Extracted data entries:
....
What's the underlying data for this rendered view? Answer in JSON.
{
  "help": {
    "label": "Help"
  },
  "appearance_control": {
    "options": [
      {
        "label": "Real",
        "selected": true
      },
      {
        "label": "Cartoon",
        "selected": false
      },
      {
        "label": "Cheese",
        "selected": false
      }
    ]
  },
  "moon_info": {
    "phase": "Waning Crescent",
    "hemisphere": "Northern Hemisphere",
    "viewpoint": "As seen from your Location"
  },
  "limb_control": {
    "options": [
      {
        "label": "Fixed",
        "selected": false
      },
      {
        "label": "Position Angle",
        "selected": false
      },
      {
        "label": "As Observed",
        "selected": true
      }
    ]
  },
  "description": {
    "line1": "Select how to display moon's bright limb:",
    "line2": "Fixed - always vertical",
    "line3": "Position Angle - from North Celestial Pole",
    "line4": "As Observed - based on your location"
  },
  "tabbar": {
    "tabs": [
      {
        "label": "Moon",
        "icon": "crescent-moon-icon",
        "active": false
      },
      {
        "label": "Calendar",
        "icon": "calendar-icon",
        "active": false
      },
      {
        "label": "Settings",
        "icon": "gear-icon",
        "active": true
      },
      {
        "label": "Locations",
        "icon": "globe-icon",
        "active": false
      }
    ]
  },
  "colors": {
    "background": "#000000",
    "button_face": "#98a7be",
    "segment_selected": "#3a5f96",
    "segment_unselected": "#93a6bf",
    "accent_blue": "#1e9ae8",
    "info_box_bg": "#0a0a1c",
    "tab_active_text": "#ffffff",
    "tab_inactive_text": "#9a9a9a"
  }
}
....
Output the listing above exactly as it appears.

*Exercise result*.
What's the underlying data for this rendered view? Answer in JSON.
{
  "help": {
    "label": "Help"
  },
  "appearance_control": {
    "options": [
      {
        "label": "Real",
        "selected": true
      },
      {
        "label": "Cartoon",
        "selected": false
      },
      {
        "label": "Cheese",
        "selected": false
      }
    ]
  },
  "moon_info": {
    "phase": "Waning Crescent",
    "hemisphere": "Northern Hemisphere",
    "viewpoint": "As seen from your Location"
  },
  "limb_control": {
    "options": [
      {
        "label": "Fixed",
        "selected": false
      },
      {
        "label": "Position Angle",
        "selected": false
      },
      {
        "label": "As Observed",
        "selected": true
      }
    ]
  },
  "description": {
    "line1": "Select how to display moon's bright limb:",
    "line2": "Fixed - always vertical",
    "line3": "Position Angle - from North Celestial Pole",
    "line4": "As Observed - based on your location"
  },
  "tabbar": {
    "tabs": [
      {
        "label": "Moon",
        "icon": "crescent-moon-icon",
        "active": false
      },
      {
        "label": "Calendar",
        "icon": "calendar-icon",
        "active": false
      },
      {
        "label": "Settings",
        "icon": "gear-icon",
        "active": true
      },
      {
        "label": "Locations",
        "icon": "globe-icon",
        "active": false
      }
    ]
  },
  "colors": {
    "background": "#000000",
    "button_face": "#98a7be",
    "segment_selected": "#3a5f96",
    "segment_unselected": "#93a6bf",
    "accent_blue": "#1e9ae8",
    "info_box_bg": "#0a0a1c",
    "tab_active_text": "#ffffff",
    "tab_inactive_text": "#9a9a9a"
  }
}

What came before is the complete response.